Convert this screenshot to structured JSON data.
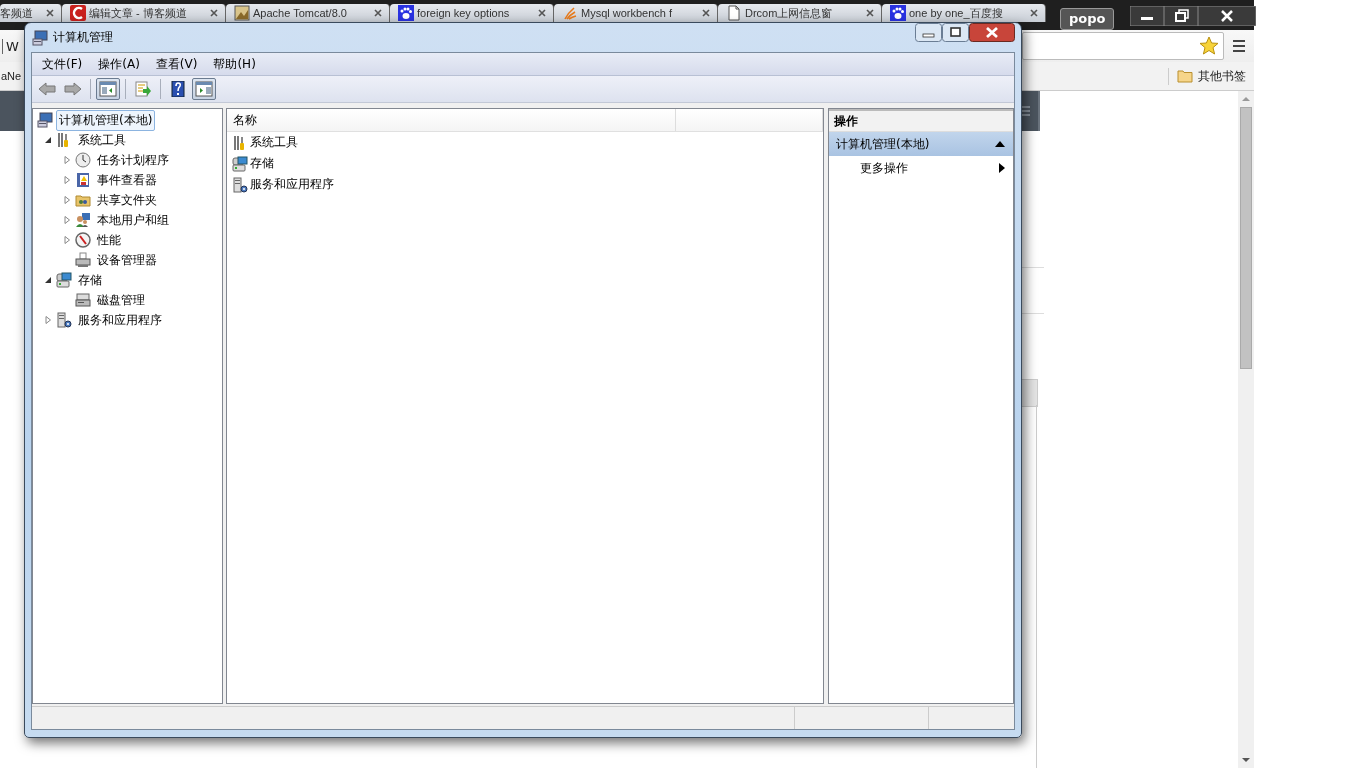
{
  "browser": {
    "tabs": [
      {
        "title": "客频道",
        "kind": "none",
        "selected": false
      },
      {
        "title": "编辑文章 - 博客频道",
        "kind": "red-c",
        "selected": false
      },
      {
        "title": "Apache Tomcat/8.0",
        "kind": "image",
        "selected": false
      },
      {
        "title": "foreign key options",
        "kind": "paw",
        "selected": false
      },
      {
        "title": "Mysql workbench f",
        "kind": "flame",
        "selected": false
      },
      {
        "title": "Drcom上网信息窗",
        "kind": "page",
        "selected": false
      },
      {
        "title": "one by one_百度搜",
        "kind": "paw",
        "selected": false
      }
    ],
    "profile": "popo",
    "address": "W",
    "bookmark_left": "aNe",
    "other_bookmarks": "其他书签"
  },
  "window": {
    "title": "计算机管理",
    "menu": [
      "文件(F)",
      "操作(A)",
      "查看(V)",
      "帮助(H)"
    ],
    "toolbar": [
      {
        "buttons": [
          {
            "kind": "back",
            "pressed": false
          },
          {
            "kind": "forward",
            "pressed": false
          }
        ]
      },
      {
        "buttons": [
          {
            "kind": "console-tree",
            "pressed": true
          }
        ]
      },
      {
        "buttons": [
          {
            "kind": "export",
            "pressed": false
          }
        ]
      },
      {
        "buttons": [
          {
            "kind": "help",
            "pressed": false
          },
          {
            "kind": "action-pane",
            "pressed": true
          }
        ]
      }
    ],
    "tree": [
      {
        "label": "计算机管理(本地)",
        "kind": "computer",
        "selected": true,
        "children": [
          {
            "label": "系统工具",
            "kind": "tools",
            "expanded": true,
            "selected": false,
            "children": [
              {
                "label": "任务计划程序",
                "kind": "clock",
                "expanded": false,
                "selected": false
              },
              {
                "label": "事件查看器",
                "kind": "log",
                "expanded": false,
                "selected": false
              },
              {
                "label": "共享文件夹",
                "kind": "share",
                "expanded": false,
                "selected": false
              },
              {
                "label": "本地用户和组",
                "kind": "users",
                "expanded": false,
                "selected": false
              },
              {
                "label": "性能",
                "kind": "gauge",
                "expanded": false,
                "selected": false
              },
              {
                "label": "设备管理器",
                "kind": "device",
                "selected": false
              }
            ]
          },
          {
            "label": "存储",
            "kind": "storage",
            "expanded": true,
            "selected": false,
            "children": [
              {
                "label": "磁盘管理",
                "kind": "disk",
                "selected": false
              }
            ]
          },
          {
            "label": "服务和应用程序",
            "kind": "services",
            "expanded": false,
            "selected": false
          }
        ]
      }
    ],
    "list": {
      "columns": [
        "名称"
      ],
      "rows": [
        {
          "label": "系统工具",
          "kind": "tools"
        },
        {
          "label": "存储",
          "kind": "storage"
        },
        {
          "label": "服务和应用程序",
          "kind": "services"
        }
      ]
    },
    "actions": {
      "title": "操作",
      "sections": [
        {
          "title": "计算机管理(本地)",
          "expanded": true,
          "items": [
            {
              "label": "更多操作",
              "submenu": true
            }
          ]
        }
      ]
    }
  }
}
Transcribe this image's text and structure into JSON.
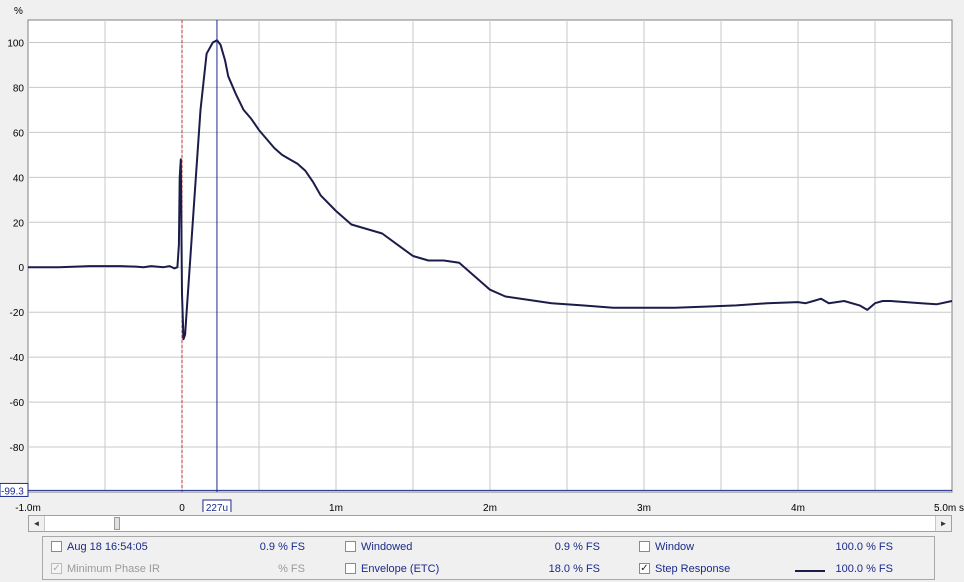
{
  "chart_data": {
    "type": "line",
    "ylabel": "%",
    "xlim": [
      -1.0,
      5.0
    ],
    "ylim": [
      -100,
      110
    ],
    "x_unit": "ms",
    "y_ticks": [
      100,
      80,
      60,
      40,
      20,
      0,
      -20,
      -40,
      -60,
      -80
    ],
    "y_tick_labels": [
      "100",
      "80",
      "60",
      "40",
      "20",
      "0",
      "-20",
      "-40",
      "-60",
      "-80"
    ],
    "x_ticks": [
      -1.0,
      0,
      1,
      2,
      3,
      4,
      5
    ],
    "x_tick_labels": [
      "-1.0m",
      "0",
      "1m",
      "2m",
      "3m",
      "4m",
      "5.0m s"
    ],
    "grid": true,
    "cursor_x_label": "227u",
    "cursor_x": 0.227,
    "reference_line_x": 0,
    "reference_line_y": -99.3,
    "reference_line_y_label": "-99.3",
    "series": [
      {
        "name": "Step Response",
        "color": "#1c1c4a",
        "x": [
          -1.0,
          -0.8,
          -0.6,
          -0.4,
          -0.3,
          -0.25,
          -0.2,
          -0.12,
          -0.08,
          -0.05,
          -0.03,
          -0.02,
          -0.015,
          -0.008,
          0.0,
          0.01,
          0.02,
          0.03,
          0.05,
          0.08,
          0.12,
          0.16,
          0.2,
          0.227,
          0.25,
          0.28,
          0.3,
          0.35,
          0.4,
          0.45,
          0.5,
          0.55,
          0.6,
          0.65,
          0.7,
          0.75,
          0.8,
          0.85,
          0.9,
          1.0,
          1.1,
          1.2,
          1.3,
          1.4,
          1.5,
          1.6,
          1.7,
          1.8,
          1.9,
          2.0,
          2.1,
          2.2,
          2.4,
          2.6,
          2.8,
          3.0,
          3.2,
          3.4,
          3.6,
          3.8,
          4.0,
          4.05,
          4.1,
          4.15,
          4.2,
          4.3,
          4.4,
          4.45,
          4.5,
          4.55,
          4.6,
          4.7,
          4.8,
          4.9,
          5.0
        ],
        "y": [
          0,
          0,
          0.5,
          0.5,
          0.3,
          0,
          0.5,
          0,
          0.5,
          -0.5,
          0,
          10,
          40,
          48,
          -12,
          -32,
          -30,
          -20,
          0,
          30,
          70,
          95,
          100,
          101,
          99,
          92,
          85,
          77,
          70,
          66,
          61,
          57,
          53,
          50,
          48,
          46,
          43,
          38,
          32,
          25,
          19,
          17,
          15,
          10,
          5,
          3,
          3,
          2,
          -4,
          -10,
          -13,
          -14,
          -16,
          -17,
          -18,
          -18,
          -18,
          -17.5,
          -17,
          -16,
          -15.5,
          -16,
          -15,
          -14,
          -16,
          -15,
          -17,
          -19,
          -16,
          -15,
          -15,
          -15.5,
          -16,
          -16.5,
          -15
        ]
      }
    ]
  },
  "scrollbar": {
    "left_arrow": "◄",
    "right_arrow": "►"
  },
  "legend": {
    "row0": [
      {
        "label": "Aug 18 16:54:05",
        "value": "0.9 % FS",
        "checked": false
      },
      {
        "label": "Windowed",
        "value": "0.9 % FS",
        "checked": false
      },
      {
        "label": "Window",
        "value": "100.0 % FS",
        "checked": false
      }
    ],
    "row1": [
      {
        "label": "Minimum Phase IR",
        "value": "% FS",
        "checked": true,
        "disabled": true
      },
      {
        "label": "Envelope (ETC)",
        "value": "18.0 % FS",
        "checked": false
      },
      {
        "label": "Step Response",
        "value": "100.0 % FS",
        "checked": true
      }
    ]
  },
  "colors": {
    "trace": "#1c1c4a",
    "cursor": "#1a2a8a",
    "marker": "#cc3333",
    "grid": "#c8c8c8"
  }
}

════

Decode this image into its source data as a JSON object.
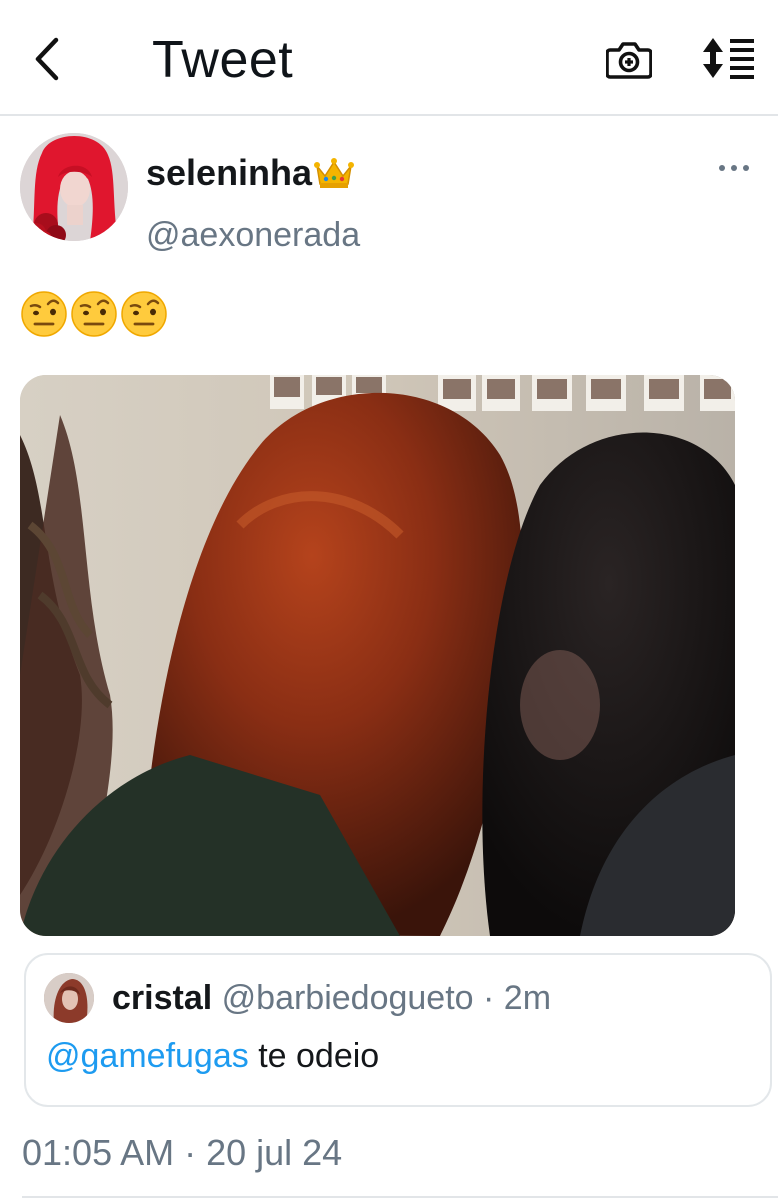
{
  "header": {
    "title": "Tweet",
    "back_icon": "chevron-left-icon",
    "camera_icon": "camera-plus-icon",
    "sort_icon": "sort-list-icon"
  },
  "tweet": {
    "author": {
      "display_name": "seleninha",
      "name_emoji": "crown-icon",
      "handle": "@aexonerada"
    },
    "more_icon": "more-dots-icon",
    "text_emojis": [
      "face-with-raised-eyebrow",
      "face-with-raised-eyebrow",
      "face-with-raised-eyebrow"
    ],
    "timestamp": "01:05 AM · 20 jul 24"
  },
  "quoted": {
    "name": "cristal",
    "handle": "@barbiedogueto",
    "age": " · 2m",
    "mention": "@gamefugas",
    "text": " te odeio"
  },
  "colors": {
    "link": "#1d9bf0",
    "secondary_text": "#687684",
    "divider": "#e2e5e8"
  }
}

════

** Given request **
Identify and copy all lines with the word "icon".

** Response **
    "back_icon": "chevron-left-icon",
    "camera_icon": "camera-plus-icon",
    "sort_icon": "sort-list-icon"
      "name_emoji": "crown-icon",
    "more_icon": "more-dots-icon",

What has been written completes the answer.